Василий III провел в Пскове четыре недели и издал новую грамоту, как и обещал простым людям. Ее текст не сохранился, но из рассказа летописца мы можем вывести, что ее суть заключалась в отмене старых псковских законов и введении московских. Помимо того, грамота, вероятно, содержала определенные гарантии налогоплательщикам, поскольку в ней был установлен точный размер платежей. Должностные лица должны были придерживаться этой нормы и не имели права требовать денег сверх предписанного. Такого же типа была грамота Василия III, выданная крестьянам Переяславской земли (1506 г.).278
Наместники великого князя (оба – видные московские бояре) и двое дьяков (одним из них был Мисюрь-Мунехин) были поставлены править Псковом. В помощь им было назначено двенадцать московских и двенадцать псковских старост. В Псков были вызваны московские «гости» (финансисты), чтобы организовать сбор тамги. В городе был размещен гарнизон из 1 000 «боярских сынов» и 500 новгородских пищальников. Новым московским должностным лицам, видимо, были даны указания проводить в Пскове безжалостную политику, чтобы полностью подчинить псковичей. «И эти наместники, и их чиновники выпили много псковской крови», – отмечает летопись. Жителям бывшего вольного города сначала приходилось туго из-за незнания московских законов. Когда они жаловались на непосильные штрафы и аресты, московские чиновники насмешливо отвечали: «Уймитесь! Это ваша новая грамота». Согласно летописцу, большинство иностранцев, которые прежде жили в Пскове, вернулись в свои родные земли. «Остались одни псковичи. [Куда они могли уйти?] Земля не разверзалась под ними, и улететь они не могли».
Единственный способ, которым псковичи могли облегчить свое положение – это, согласно традиции, попросить вступиться за них церковные власти. Вообще-то псковичи могли бы обратиться за помощью к архиепископу новгородскому (к чьей епархии принадлежал Псков), но новгородский епископский престол с 1509 г. пустовал.279 Поэтому псковичи обратились к настоятелю Елеазарова монастыря в Пскове монаху Филофею, человеку образованному и высокоуважаемому.
Чтобы утешить псковичей, Филофей написал им и посоветовал сносить свои несчастья в духе христианской покорности Провидению. Он сказал, что и святые страдали, что это кара Божья прошлые грехи людей, и что им следует молить Всевышнего прощении.280
Одновременно Филофей направил письмо великому князю Василию III, в котором, прямо или косвенно, однако, без специального упоминания Пскова, поднял ряд вопросов, касающихся псковских дел.281 Я думаю, что прежде чем написать это письмо, Филофей проконсультировался с дьяком Мисюрь-Мунехиным. Мунехин не мог одобрять беспричинную жестокость нового режима в Пскове и, возможно, нуждался в поддержке Филофея для осуществления своих планов улучшения положения несчастных псковичей. Скорее всего, Мунехин взялся сам доставить письмо Филофея великому князю вместе со своим собственным докладом.

#### ЗАДАНИЯ:
A: Ответьте на вопросы по тексту о Пскове:
(i) Сколько времени Василий III провел в Пскове?
(ii) Из кого состоял гарнизон, размещенный в городе?
(iii) К кому в итоге обратились псковичи за заступничеством?
B: Объясните по тексту о Пскове, почему псковичи не обратились за помощью к архиепископу новгородскому.
C: Напишите продолжение текста о Пскове, начав сразу после его последнего предложения.

#### ПРЕДОСТАВЛЕННЫЕ ЗАПИСИ:
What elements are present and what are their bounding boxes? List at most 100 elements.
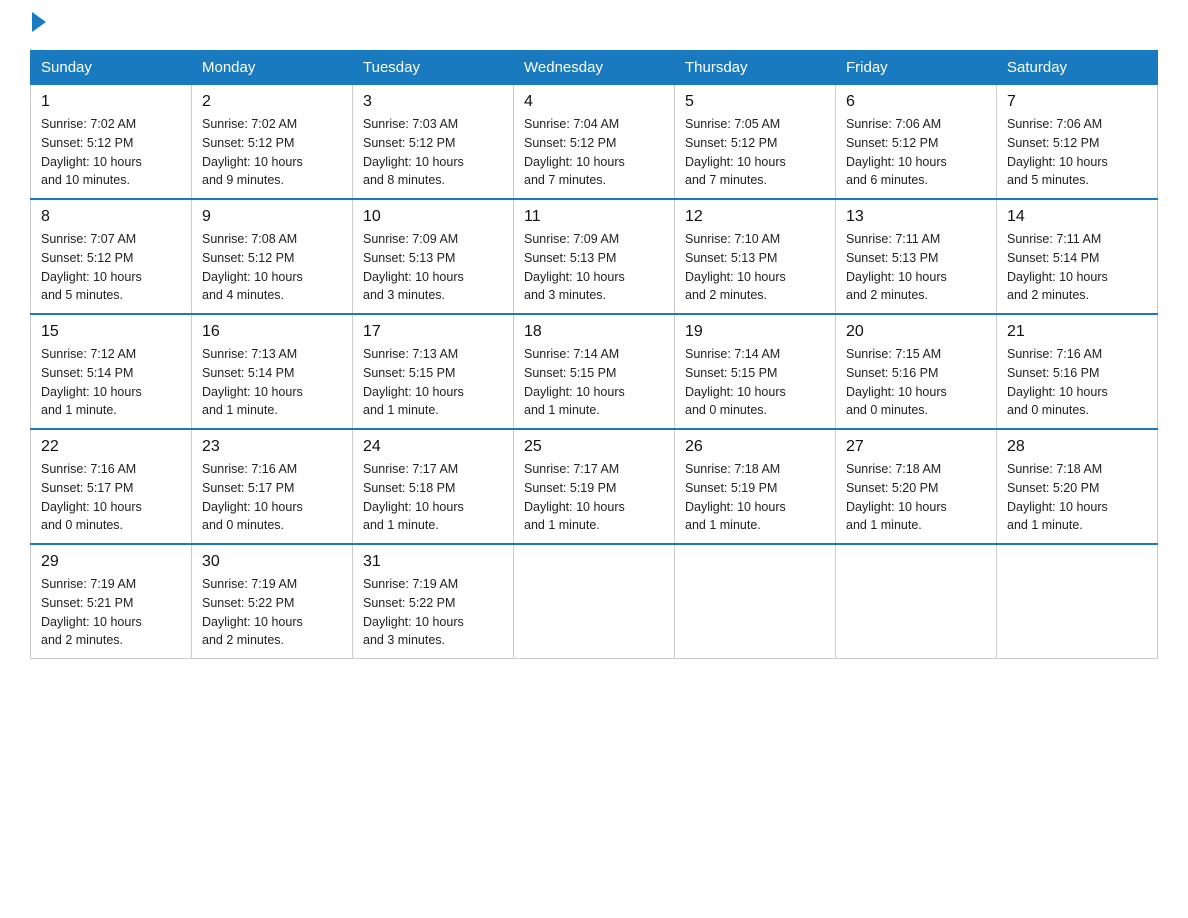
day-info: Sunrise: 7:19 AMSunset: 5:22 PMDaylight:…: [202, 575, 342, 650]
calendar-cell: 4 Sunrise: 7:04 AMSunset: 5:12 PMDaylight…: [514, 85, 675, 200]
day-number: 19: [685, 323, 825, 341]
day-info: Sunrise: 7:16 AMSunset: 5:17 PMDaylight:…: [202, 460, 342, 535]
day-number: 25: [524, 438, 664, 456]
column-header-monday: Monday: [192, 51, 353, 85]
column-header-friday: Friday: [836, 51, 997, 85]
day-number: 14: [1007, 208, 1147, 226]
day-info: Sunrise: 7:18 AMSunset: 5:20 PMDaylight:…: [846, 460, 986, 535]
calendar-cell: 2Sunrise: 7:02 AMSunset: 5:12 PMDaylight…: [192, 85, 353, 200]
calendar-cell: 12 Sunrise: 7:10 AMSunset: 5:13 PMDayligh…: [675, 199, 836, 314]
calendar-cell: 3 Sunrise: 7:03 AMSunset: 5:12 PMDaylight…: [353, 85, 514, 200]
day-number: 12: [685, 208, 825, 226]
calendar-cell: 22 Sunrise: 7:16 AMSunset: 5:17 PMDayligh…: [31, 429, 192, 544]
calendar-cell: 24 Sunrise: 7:17 AMSunset: 5:18 PMDayligh…: [353, 429, 514, 544]
day-number: 6: [846, 93, 986, 111]
calendar-cell: 30 Sunrise: 7:19 AMSunset: 5:22 PMDayligh…: [192, 544, 353, 659]
day-info: Sunrise: 7:04 AMSunset: 5:12 PMDaylight:…: [524, 115, 664, 190]
day-info: Sunrise: 7:02 AMSunset: 5:12 PMDaylight:…: [41, 115, 181, 190]
day-info: Sunrise: 7:08 AMSunset: 5:12 PMDaylight:…: [202, 230, 342, 305]
calendar-cell: 17Sunrise: 7:13 AMSunset: 5:15 PMDayligh…: [353, 314, 514, 429]
day-number: 9: [202, 208, 342, 226]
day-info: Sunrise: 7:16 AMSunset: 5:17 PMDaylight:…: [41, 460, 181, 535]
column-header-wednesday: Wednesday: [514, 51, 675, 85]
calendar-cell: 5 Sunrise: 7:05 AMSunset: 5:12 PMDaylight…: [675, 85, 836, 200]
week-row-5: 29 Sunrise: 7:19 AMSunset: 5:21 PMDayligh…: [31, 544, 1158, 659]
day-info: Sunrise: 7:13 AMSunset: 5:15 PMDaylight:…: [363, 345, 503, 420]
day-info: Sunrise: 7:03 AMSunset: 5:12 PMDaylight:…: [363, 115, 503, 190]
calendar-cell: [997, 544, 1158, 659]
calendar-cell: 6 Sunrise: 7:06 AMSunset: 5:12 PMDaylight…: [836, 85, 997, 200]
day-info: Sunrise: 7:19 AMSunset: 5:21 PMDaylight:…: [41, 575, 181, 650]
day-number: 13: [846, 208, 986, 226]
calendar-cell: 18 Sunrise: 7:14 AMSunset: 5:15 PMDayligh…: [514, 314, 675, 429]
column-header-sunday: Sunday: [31, 51, 192, 85]
calendar-cell: [836, 544, 997, 659]
day-info: Sunrise: 7:09 AMSunset: 5:13 PMDaylight:…: [524, 230, 664, 305]
day-info: Sunrise: 7:10 AMSunset: 5:13 PMDaylight:…: [685, 230, 825, 305]
day-info: Sunrise: 7:07 AMSunset: 5:12 PMDaylight:…: [41, 230, 181, 305]
calendar-cell: 25 Sunrise: 7:17 AMSunset: 5:19 PMDayligh…: [514, 429, 675, 544]
week-row-3: 15 Sunrise: 7:12 AMSunset: 5:14 PMDayligh…: [31, 314, 1158, 429]
calendar-cell: 1 Sunrise: 7:02 AMSunset: 5:12 PMDaylight…: [31, 85, 192, 200]
calendar-cell: 31 Sunrise: 7:19 AMSunset: 5:22 PMDayligh…: [353, 544, 514, 659]
calendar-cell: 28 Sunrise: 7:18 AMSunset: 5:20 PMDayligh…: [997, 429, 1158, 544]
day-info: Sunrise: 7:11 AMSunset: 5:13 PMDaylight:…: [846, 230, 986, 305]
calendar-cell: 29 Sunrise: 7:19 AMSunset: 5:21 PMDayligh…: [31, 544, 192, 659]
day-number: 24: [363, 438, 503, 456]
day-info: Sunrise: 7:14 AMSunset: 5:15 PMDaylight:…: [685, 345, 825, 420]
day-number: 4: [524, 93, 664, 111]
calendar-cell: 16Sunrise: 7:13 AMSunset: 5:14 PMDayligh…: [192, 314, 353, 429]
calendar-cell: 15 Sunrise: 7:12 AMSunset: 5:14 PMDayligh…: [31, 314, 192, 429]
calendar-cell: [514, 544, 675, 659]
day-number: 1: [41, 93, 181, 111]
day-info: Sunrise: 7:15 AMSunset: 5:16 PMDaylight:…: [846, 345, 986, 420]
day-number: 28: [1007, 438, 1147, 456]
day-number: 7: [1007, 93, 1147, 111]
day-info: Sunrise: 7:11 AMSunset: 5:14 PMDaylight:…: [1007, 230, 1147, 305]
day-number: 29: [41, 553, 181, 571]
calendar-cell: 27Sunrise: 7:18 AMSunset: 5:20 PMDayligh…: [836, 429, 997, 544]
day-number: 16: [202, 323, 342, 341]
day-info: Sunrise: 7:14 AMSunset: 5:15 PMDaylight:…: [524, 345, 664, 420]
day-number: 20: [846, 323, 986, 341]
day-number: 26: [685, 438, 825, 456]
calendar-cell: [675, 544, 836, 659]
day-number: 21: [1007, 323, 1147, 341]
day-info: Sunrise: 7:16 AMSunset: 5:16 PMDaylight:…: [1007, 345, 1147, 420]
calendar-cell: 14 Sunrise: 7:11 AMSunset: 5:14 PMDayligh…: [997, 199, 1158, 314]
day-info: Sunrise: 7:06 AMSunset: 5:12 PMDaylight:…: [846, 115, 986, 190]
week-row-4: 22 Sunrise: 7:16 AMSunset: 5:17 PMDayligh…: [31, 429, 1158, 544]
day-number: 5: [685, 93, 825, 111]
calendar-cell: 9 Sunrise: 7:08 AMSunset: 5:12 PMDaylight…: [192, 199, 353, 314]
calendar-cell: 19 Sunrise: 7:14 AMSunset: 5:15 PMDayligh…: [675, 314, 836, 429]
day-info: Sunrise: 7:17 AMSunset: 5:18 PMDaylight:…: [363, 460, 503, 535]
day-number: 15: [41, 323, 181, 341]
day-info: Sunrise: 7:05 AMSunset: 5:12 PMDaylight:…: [685, 115, 825, 190]
calendar-cell: 26Sunrise: 7:18 AMSunset: 5:19 PMDayligh…: [675, 429, 836, 544]
logo: [30, 20, 46, 32]
day-number: 22: [41, 438, 181, 456]
day-info: Sunrise: 7:19 AMSunset: 5:22 PMDaylight:…: [363, 575, 503, 650]
column-header-tuesday: Tuesday: [353, 51, 514, 85]
day-info: Sunrise: 7:18 AMSunset: 5:20 PMDaylight:…: [1007, 460, 1147, 535]
day-info: Sunrise: 7:06 AMSunset: 5:12 PMDaylight:…: [1007, 115, 1147, 190]
day-number: 31: [363, 553, 503, 571]
day-number: 23: [202, 438, 342, 456]
day-number: 8: [41, 208, 181, 226]
day-number: 18: [524, 323, 664, 341]
logo-arrow-icon: [32, 12, 46, 32]
day-number: 11: [524, 208, 664, 226]
day-number: 3: [363, 93, 503, 111]
calendar-table: SundayMondayTuesdayWednesdayThursdayFrid…: [30, 50, 1158, 659]
day-info: Sunrise: 7:17 AMSunset: 5:19 PMDaylight:…: [524, 460, 664, 535]
header-row: SundayMondayTuesdayWednesdayThursdayFrid…: [31, 51, 1158, 85]
calendar-cell: 20 Sunrise: 7:15 AMSunset: 5:16 PMDayligh…: [836, 314, 997, 429]
day-info: Sunrise: 7:02 AMSunset: 5:12 PMDaylight:…: [202, 115, 342, 190]
calendar-cell: 23 Sunrise: 7:16 AMSunset: 5:17 PMDayligh…: [192, 429, 353, 544]
day-info: Sunrise: 7:09 AMSunset: 5:13 PMDaylight:…: [363, 230, 503, 305]
day-number: 30: [202, 553, 342, 571]
day-info: Sunrise: 7:12 AMSunset: 5:14 PMDaylight:…: [41, 345, 181, 420]
calendar-cell: 11 Sunrise: 7:09 AMSunset: 5:13 PMDayligh…: [514, 199, 675, 314]
calendar-cell: 8 Sunrise: 7:07 AMSunset: 5:12 PMDaylight…: [31, 199, 192, 314]
column-header-saturday: Saturday: [997, 51, 1158, 85]
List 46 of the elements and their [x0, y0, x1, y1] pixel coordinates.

#### ОТВЕТЫ:
A:
(i) Василий III провел в Пскове четыре недели.
(ii) Гарнизон состоял из 1 000 «боярских сынов» и 500 новгородских пищальников.
(iii) Псковичи обратились к монаху Филофею, настоятелю Елеазарова монастыря в Пскове.

B: Псковичи не обратились к архиепископу новгородскому, хотя Псков принадлежал к его епархии, потому что новгородский епископский престол пустовал с 1509 г. Поэтому они обратились к монаху Филофею.

C:
В своем письме Василию III Филофей обсуждал, в первую очередь, три вопроса: (1) вакансия («вдовство») Новгородского епископского престола; (2) неправильный способ совершения некоторыми людьми крестного знамения; (3) содомию. Филофей объяснял Василию III, что медлить с назначением новгородского епископа – значит наносить серьезный удар по единству церкви; он убеждал великого князя как можно скорее исправить это положение. Филофей говорил об этом в общих чертах, но, несомненно, имел в виду интересы Пскова и псковской церкви, которая осталась без защиты архиепископа.
Остальные две темы письма Филофея (способ, которым совершается крестное знамение, и содомия), вероятно, также имели не которое отношение к псковским делам. Я склоняюсь к мысли о том, что некоторые московские должностные лица, притеснявшие псковичей, обвинялись в содомии, а также в том, что неправильно крестились. Мунехин, конечно, прекрасно знал как держатся в Пскове москвичи; рассуждения Филофея о серьезности грехов, совершаемых ими, могли помочь ему убедить великого князя в необходимости устранить этих людей.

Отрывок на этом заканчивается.